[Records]
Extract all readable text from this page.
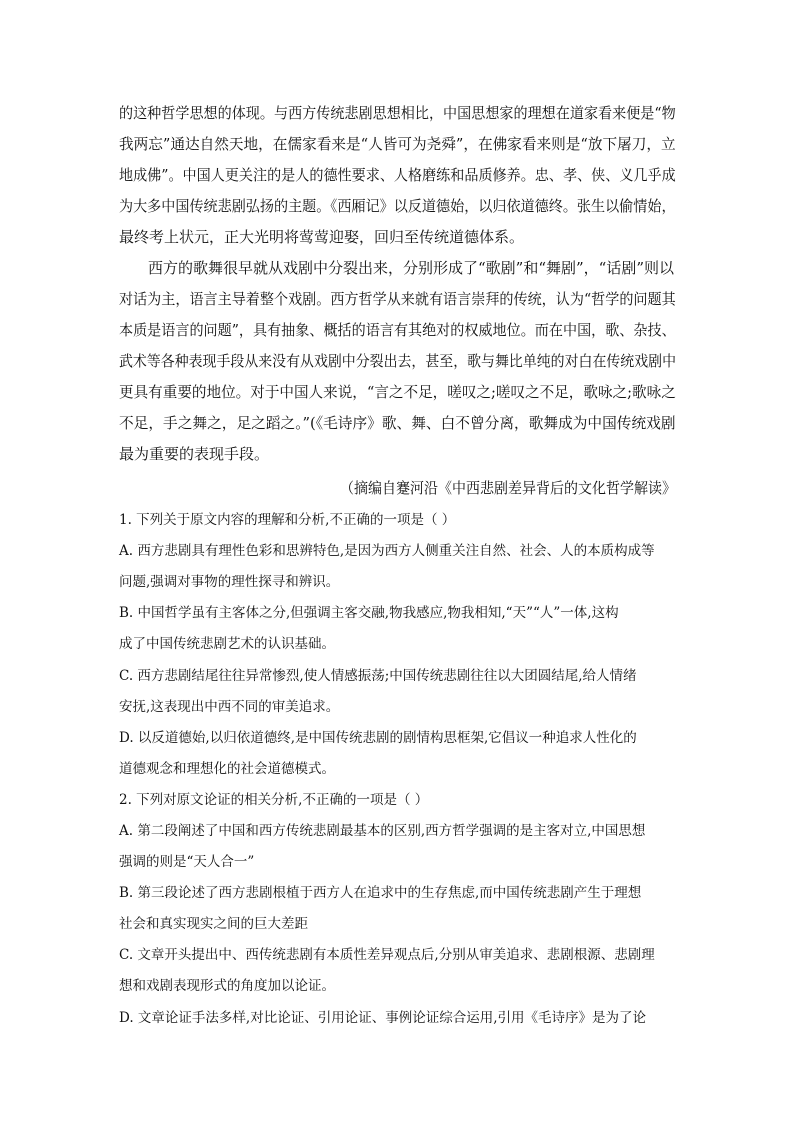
的这种哲学思想的体现。与西方传统悲剧思想相比，中国思想家的理想在道家看来便是“物
我两忘”通达自然天地，在儒家看来是“人皆可为尧舜”，在佛家看来则是“放下屠刀，立
地成佛”。中国人更关注的是人的德性要求、人格磨练和品质修养。忠、孝、侠、义几乎成
为大多中国传统悲剧弘扬的主题。《西厢记》以反道德始，以归依道德终。张生以偷情始，
最终考上状元，正大光明将莺莺迎娶，回归至传统道德体系。
西方的歌舞很早就从戏剧中分裂出来，分别形成了“歌剧”和“舞剧”，“话剧”则以
对话为主，语言主导着整个戏剧。西方哲学从来就有语言崇拜的传统，认为“哲学的问题其
本质是语言的问题”，具有抽象、概括的语言有其绝对的权威地位。而在中国，歌、杂技、
武术等各种表现手段从来没有从戏剧中分裂出去，甚至，歌与舞比单纯的对白在传统戏剧中
更具有重要的地位。对于中国人来说，“言之不足，嗟叹之;嗟叹之不足，歌咏之;歌咏之
不足，手之舞之，足之蹈之。”(《毛诗序》歌、舞、白不曾分离，歌舞成为中国传统戏剧
最为重要的表现手段。
（摘编自蹇河沿《中西悲剧差异背后的文化哲学解读》
1. 下列关于原文内容的理解和分析,不正确的一项是（ ）
A. 西方悲剧具有理性色彩和思辨特色,是因为西方人侧重关注自然、社会、人的本质构成等
问题,强调对事物的理性探寻和辨识。
B. 中国哲学虽有主客体之分,但强调主客交融,物我感应,物我相知,“天”“人”一体,这构
成了中国传统悲剧艺术的认识基础。
C. 西方悲剧结尾往往异常惨烈,使人情感振荡;中国传统悲剧往往以大团圆结尾,给人情绪
安抚,这表现出中西不同的审美追求。
D. 以反道德始,以归依道德终,是中国传统悲剧的剧情构思框架,它倡议一种追求人性化的
道德观念和理想化的社会道德模式。
2. 下列对原文论证的相关分析,不正确的一项是（ ）
A. 第二段阐述了中国和西方传统悲剧最基本的区别,西方哲学强调的是主客对立,中国思想
强调的则是“天人合一”
B. 第三段论述了西方悲剧根植于西方人在追求中的生存焦虑,而中国传统悲剧产生于理想
社会和真实现实之间的巨大差距
C. 文章开头提出中、西传统悲剧有本质性差异观点后,分别从审美追求、悲剧根源、悲剧理
想和戏剧表现形式的角度加以论证。
D. 文章论证手法多样,对比论证、引用论证、事例论证综合运用,引用《毛诗序》是为了论
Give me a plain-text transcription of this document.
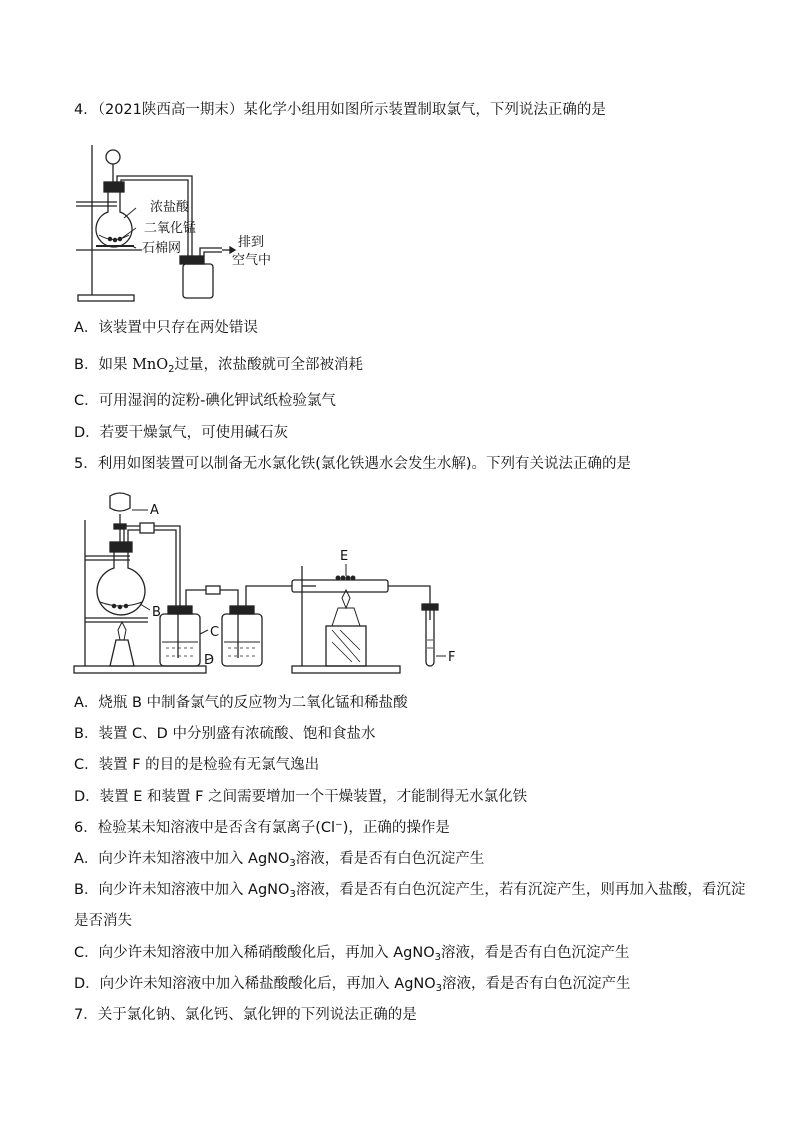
4．（2021陕西高一期末）某化学小组用如图所示装置制取氯气，下列说法正确的是
浓盐酸
二氧化锰
石棉网	排到
空气中
A．该装置中只存在两处错误
B．如果 MnO$_2$过量，浓盐酸就可全部被消耗
C．可用湿润的淀粉-碘化钾试纸检验氯气
D．若要干燥氯气，可使用碱石灰
5．利用如图装置可以制备无水氯化铁(氯化铁遇水会发生水解)。下列有关说法正确的是
A
B
C
D
E
F
A．烧瓶 B 中制备氯气的反应物为二氧化锰和稀盐酸
B．装置 C、D 中分别盛有浓硫酸、饱和食盐水
C．装置 F 的目的是检验有无氯气逸出
D．装置 E 和装置 F 之间需要增加一个干燥装置，才能制得无水氯化铁
6．检验某未知溶液中是否含有氯离子(Cl⁻)，正确的操作是
A．向少许未知溶液中加入 AgNO$_3$溶液，看是否有白色沉淀产生
B．向少许未知溶液中加入 AgNO$_3$溶液，看是否有白色沉淀产生，若有沉淀产生，则再加入盐酸，看沉淀
是否消失
C．向少许未知溶液中加入稀硝酸酸化后，再加入 AgNO$_3$溶液，看是否有白色沉淀产生
D．向少许未知溶液中加入稀盐酸酸化后，再加入 AgNO$_3$溶液，看是否有白色沉淀产生
7．关于氯化钠、氯化钙、氯化钾的下列说法正确的是
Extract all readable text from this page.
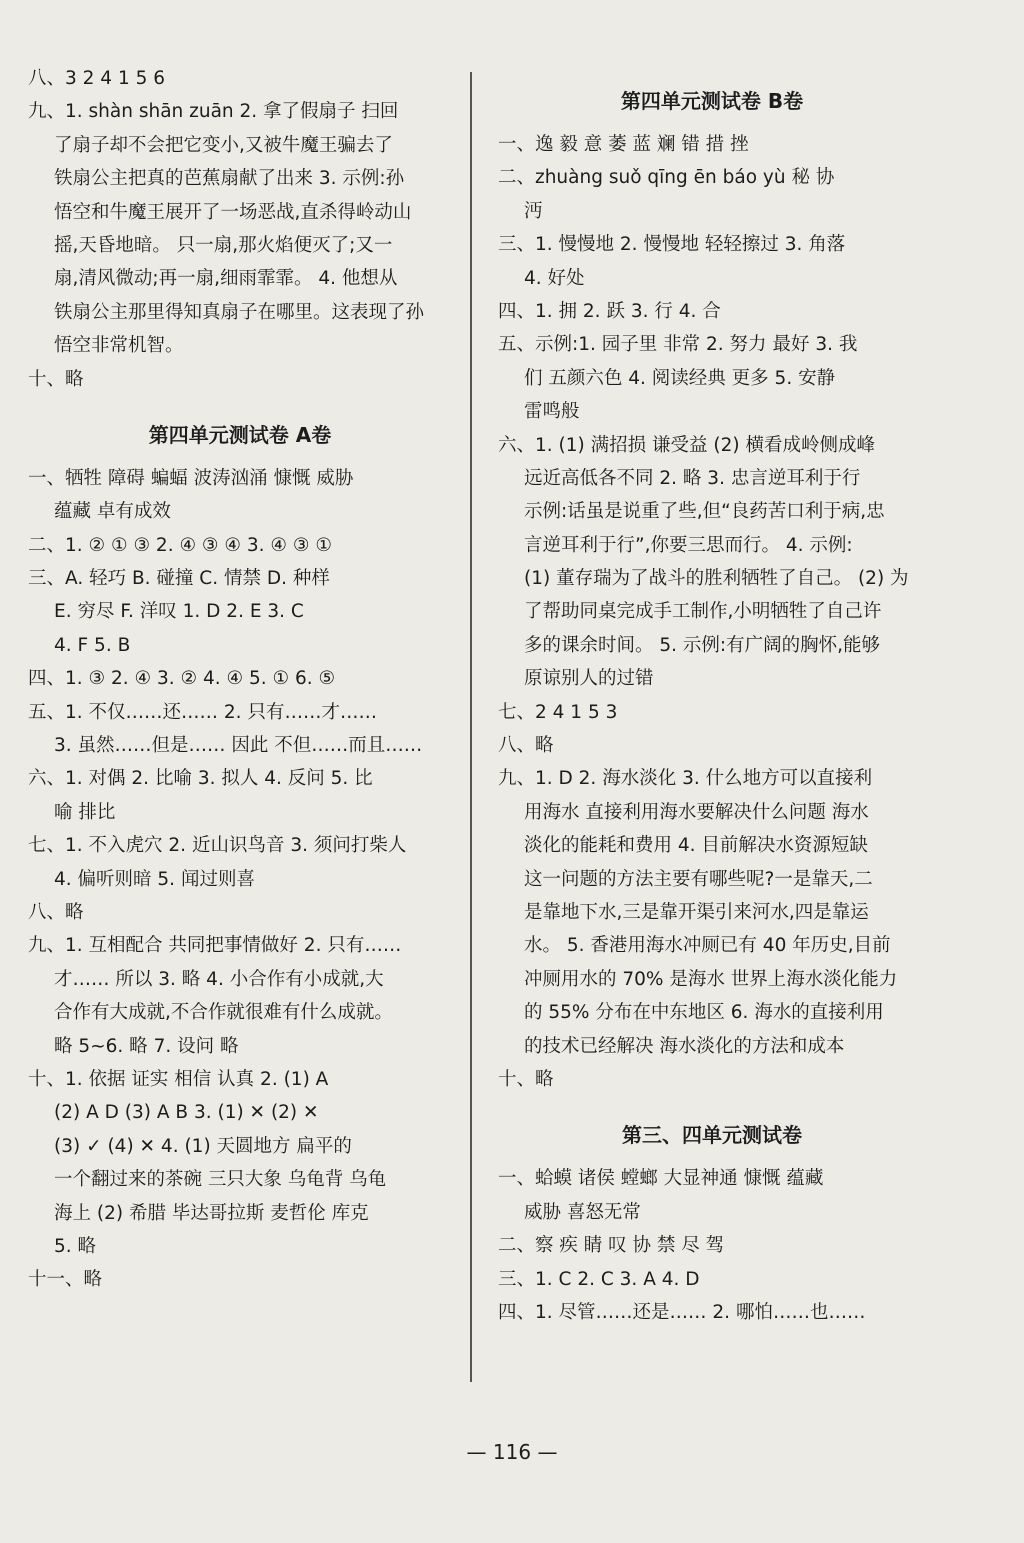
八、3 2 4 1 5 6
九、1. shàn shān zuān 2. 拿了假扇子 扫回
了扇子却不会把它变小,又被牛魔王骗去了
铁扇公主把真的芭蕉扇献了出来 3. 示例:孙
悟空和牛魔王展开了一场恶战,直杀得岭动山
摇,天昏地暗。 只一扇,那火焰便灭了;又一
扇,清风微动;再一扇,细雨霏霏。 4. 他想从
铁扇公主那里得知真扇子在哪里。这表现了孙
悟空非常机智。
十、略
第四单元测试卷 A卷
一、牺牲 障碍 蝙蝠 波涛汹涌 慷慨 威胁
蕴藏 卓有成效
二、1. ② ① ③ 2. ④ ③ ④ 3. ④ ③ ①
三、A. 轻巧 B. 碰撞 C. 情禁 D. 种样
E. 穷尽 F. 洋叹 1. D 2. E 3. C
4. F 5. B
四、1. ③ 2. ④ 3. ② 4. ④ 5. ① 6. ⑤
五、1. 不仅……还…… 2. 只有……才……
3. 虽然……但是…… 因此 不但……而且……
六、1. 对偶 2. 比喻 3. 拟人 4. 反问 5. 比
喻 排比
七、1. 不入虎穴 2. 近山识鸟音 3. 须问打柴人
4. 偏听则暗 5. 闻过则喜
八、略
九、1. 互相配合 共同把事情做好 2. 只有……
才…… 所以 3. 略 4. 小合作有小成就,大
合作有大成就,不合作就很难有什么成就。
略 5~6. 略 7. 设问 略
十、1. 依据 证实 相信 认真 2. (1) A
(2) A D (3) A B 3. (1) ✕ (2) ✕
(3) ✓ (4) ✕ 4. (1) 天圆地方 扁平的
一个翻过来的茶碗 三只大象 乌龟背 乌龟
海上 (2) 希腊 毕达哥拉斯 麦哲伦 库克
5. 略
十一、略
第四单元测试卷 B卷
一、逸 毅 意 萎 蓝 斓 错 措 挫
二、zhuàng suǒ qīng ēn báo yù 秘 协
沔
三、1. 慢慢地 2. 慢慢地 轻轻擦过 3. 角落
4. 好处
四、1. 拥 2. 跃 3. 行 4. 合
五、示例:1. 园子里 非常 2. 努力 最好 3. 我
们 五颜六色 4. 阅读经典 更多 5. 安静
雷鸣般
六、1. (1) 满招损 谦受益 (2) 横看成岭侧成峰
远近高低各不同 2. 略 3. 忠言逆耳利于行
示例:话虽是说重了些,但“良药苦口利于病,忠
言逆耳利于行”,你要三思而行。 4. 示例:
(1) 董存瑞为了战斗的胜利牺牲了自己。 (2) 为
了帮助同桌完成手工制作,小明牺牲了自己许
多的课余时间。 5. 示例:有广阔的胸怀,能够
原谅别人的过错
七、2 4 1 5 3
八、略
九、1. D 2. 海水淡化 3. 什么地方可以直接利
用海水 直接利用海水要解决什么问题 海水
淡化的能耗和费用 4. 目前解决水资源短缺
这一问题的方法主要有哪些呢?一是靠天,二
是靠地下水,三是靠开渠引来河水,四是靠运
水。 5. 香港用海水冲厕已有 40 年历史,目前
冲厕用水的 70% 是海水 世界上海水淡化能力
的 55% 分布在中东地区 6. 海水的直接利用
的技术已经解决 海水淡化的方法和成本
十、略
第三、四单元测试卷
一、蛤蟆 诸侯 螳螂 大显神通 慷慨 蕴藏
威胁 喜怒无常
二、察 疾 睛 叹 协 禁 尽 驾
三、1. C 2. C 3. A 4. D
四、1. 尽管……还是…… 2. 哪怕……也……
— 116 —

• _Stated problem_
Reproduce all of the entries word for word, skipping any pictures they hold.

• _Solved problem_
Extract all readable text from this page.
的这种哲学思想的体现。与西方传统悲剧思想相比，中国思想家的理想在道家看来便是“物
我两忘”通达自然天地，在儒家看来是“人皆可为尧舜”，在佛家看来则是“放下屠刀，立
地成佛”。中国人更关注的是人的德性要求、人格磨练和品质修养。忠、孝、侠、义几乎成
为大多中国传统悲剧弘扬的主题。《西厢记》以反道德始，以归依道德终。张生以偷情始，
最终考上状元，正大光明将莺莺迎娶，回归至传统道德体系。
西方的歌舞很早就从戏剧中分裂出来，分别形成了“歌剧”和“舞剧”，“话剧”则以
对话为主，语言主导着整个戏剧。西方哲学从来就有语言崇拜的传统，认为“哲学的问题其
本质是语言的问题”，具有抽象、概括的语言有其绝对的权威地位。而在中国，歌、杂技、
武术等各种表现手段从来没有从戏剧中分裂出去，甚至，歌与舞比单纯的对白在传统戏剧中
更具有重要的地位。对于中国人来说，“言之不足，嗟叹之;嗟叹之不足，歌咏之;歌咏之
不足，手之舞之，足之蹈之。”(《毛诗序》歌、舞、白不曾分离，歌舞成为中国传统戏剧
最为重要的表现手段。
（摘编自蹇河沿《中西悲剧差异背后的文化哲学解读》
1. 下列关于原文内容的理解和分析,不正确的一项是（ ）
A. 西方悲剧具有理性色彩和思辨特色,是因为西方人侧重关注自然、社会、人的本质构成等
问题,强调对事物的理性探寻和辨识。
B. 中国哲学虽有主客体之分,但强调主客交融,物我感应,物我相知,“天”“人”一体,这构
成了中国传统悲剧艺术的认识基础。
C. 西方悲剧结尾往往异常惨烈,使人情感振荡;中国传统悲剧往往以大团圆结尾,给人情绪
安抚,这表现出中西不同的审美追求。
D. 以反道德始,以归依道德终,是中国传统悲剧的剧情构思框架,它倡议一种追求人性化的
道德观念和理想化的社会道德模式。
2. 下列对原文论证的相关分析,不正确的一项是（ ）
A. 第二段阐述了中国和西方传统悲剧最基本的区别,西方哲学强调的是主客对立,中国思想
强调的则是“天人合一”
B. 第三段论述了西方悲剧根植于西方人在追求中的生存焦虑,而中国传统悲剧产生于理想
社会和真实现实之间的巨大差距
C. 文章开头提出中、西传统悲剧有本质性差异观点后,分别从审美追求、悲剧根源、悲剧理
想和戏剧表现形式的角度加以论证。
D. 文章论证手法多样,对比论证、引用论证、事例论证综合运用,引用《毛诗序》是为了论
Give me a plain-text transcription of this document.
4．（2021陕西高一期末）某化学小组用如图所示装置制取氯气，下列说法正确的是
浓盐酸
二氧化锰
石棉网	排到
空气中
A．该装置中只存在两处错误
B．如果 MnO$_2$过量，浓盐酸就可全部被消耗
C．可用湿润的淀粉-碘化钾试纸检验氯气
D．若要干燥氯气，可使用碱石灰
5．利用如图装置可以制备无水氯化铁(氯化铁遇水会发生水解)。下列有关说法正确的是
A
B
C
D
E
F
A．烧瓶 B 中制备氯气的反应物为二氧化锰和稀盐酸
B．装置 C、D 中分别盛有浓硫酸、饱和食盐水
C．装置 F 的目的是检验有无氯气逸出
D．装置 E 和装置 F 之间需要增加一个干燥装置，才能制得无水氯化铁
6．检验某未知溶液中是否含有氯离子(Cl⁻)，正确的操作是
A．向少许未知溶液中加入 AgNO$_3$溶液，看是否有白色沉淀产生
B．向少许未知溶液中加入 AgNO$_3$溶液，看是否有白色沉淀产生，若有沉淀产生，则再加入盐酸，看沉淀
是否消失
C．向少许未知溶液中加入稀硝酸酸化后，再加入 AgNO$_3$溶液，看是否有白色沉淀产生
D．向少许未知溶液中加入稀盐酸酸化后，再加入 AgNO$_3$溶液，看是否有白色沉淀产生
7．关于氯化钠、氯化钙、氯化钾的下列说法正确的是
Extract all readable text from this page.
八、3 2 4 1 5 6
九、1. shàn shān zuān 2. 拿了假扇子 扫回
了扇子却不会把它变小,又被牛魔王骗去了
铁扇公主把真的芭蕉扇献了出来 3. 示例:孙
悟空和牛魔王展开了一场恶战,直杀得岭动山
摇,天昏地暗。 只一扇,那火焰便灭了;又一
扇,清风微动;再一扇,细雨霏霏。 4. 他想从
铁扇公主那里得知真扇子在哪里。这表现了孙
悟空非常机智。
十、略
第四单元测试卷 A卷
一、牺牲 障碍 蝙蝠 波涛汹涌 慷慨 威胁
蕴藏 卓有成效
二、1. ② ① ③ 2. ④ ③ ④ 3. ④ ③ ①
三、A. 轻巧 B. 碰撞 C. 情禁 D. 种样
E. 穷尽 F. 洋叹 1. D 2. E 3. C
4. F 5. B
四、1. ③ 2. ④ 3. ② 4. ④ 5. ① 6. ⑤
五、1. 不仅……还…… 2. 只有……才……
3. 虽然……但是…… 因此 不但……而且……
六、1. 对偶 2. 比喻 3. 拟人 4. 反问 5. 比
喻 排比
七、1. 不入虎穴 2. 近山识鸟音 3. 须问打柴人
4. 偏听则暗 5. 闻过则喜
八、略
九、1. 互相配合 共同把事情做好 2. 只有……
才…… 所以 3. 略 4. 小合作有小成就,大
合作有大成就,不合作就很难有什么成就。
略 5~6. 略 7. 设问 略
十、1. 依据 证实 相信 认真 2. (1) A
(2) A D (3) A B 3. (1) ✕ (2) ✕
(3) ✓ (4) ✕ 4. (1) 天圆地方 扁平的
一个翻过来的茶碗 三只大象 乌龟背 乌龟
海上 (2) 希腊 毕达哥拉斯 麦哲伦 库克
5. 略
十一、略
第四单元测试卷 B卷
一、逸 毅 意 萎 蓝 斓 错 措 挫
二、zhuàng suǒ qīng ēn báo yù 秘 协
沔
三、1. 慢慢地 2. 慢慢地 轻轻擦过 3. 角落
4. 好处
四、1. 拥 2. 跃 3. 行 4. 合
五、示例:1. 园子里 非常 2. 努力 最好 3. 我
们 五颜六色 4. 阅读经典 更多 5. 安静
雷鸣般
六、1. (1) 满招损 谦受益 (2) 横看成岭侧成峰
远近高低各不同 2. 略 3. 忠言逆耳利于行
示例:话虽是说重了些,但“良药苦口利于病,忠
言逆耳利于行”,你要三思而行。 4. 示例:
(1) 董存瑞为了战斗的胜利牺牲了自己。 (2) 为
了帮助同桌完成手工制作,小明牺牲了自己许
多的课余时间。 5. 示例:有广阔的胸怀,能够
原谅别人的过错
七、2 4 1 5 3
八、略
九、1. D 2. 海水淡化 3. 什么地方可以直接利
用海水 直接利用海水要解决什么问题 海水
淡化的能耗和费用 4. 目前解决水资源短缺
这一问题的方法主要有哪些呢?一是靠天,二
是靠地下水,三是靠开渠引来河水,四是靠运
水。 5. 香港用海水冲厕已有 40 年历史,目前
冲厕用水的 70% 是海水 世界上海水淡化能力
的 55% 分布在中东地区 6. 海水的直接利用
的技术已经解决 海水淡化的方法和成本
十、略
第三、四单元测试卷
一、蛤蟆 诸侯 螳螂 大显神通 慷慨 蕴藏
威胁 喜怒无常
二、察 疾 睛 叹 协 禁 尽 驾
三、1. C 2. C 3. A 4. D
四、1. 尽管……还是…… 2. 哪怕……也……
— 116 —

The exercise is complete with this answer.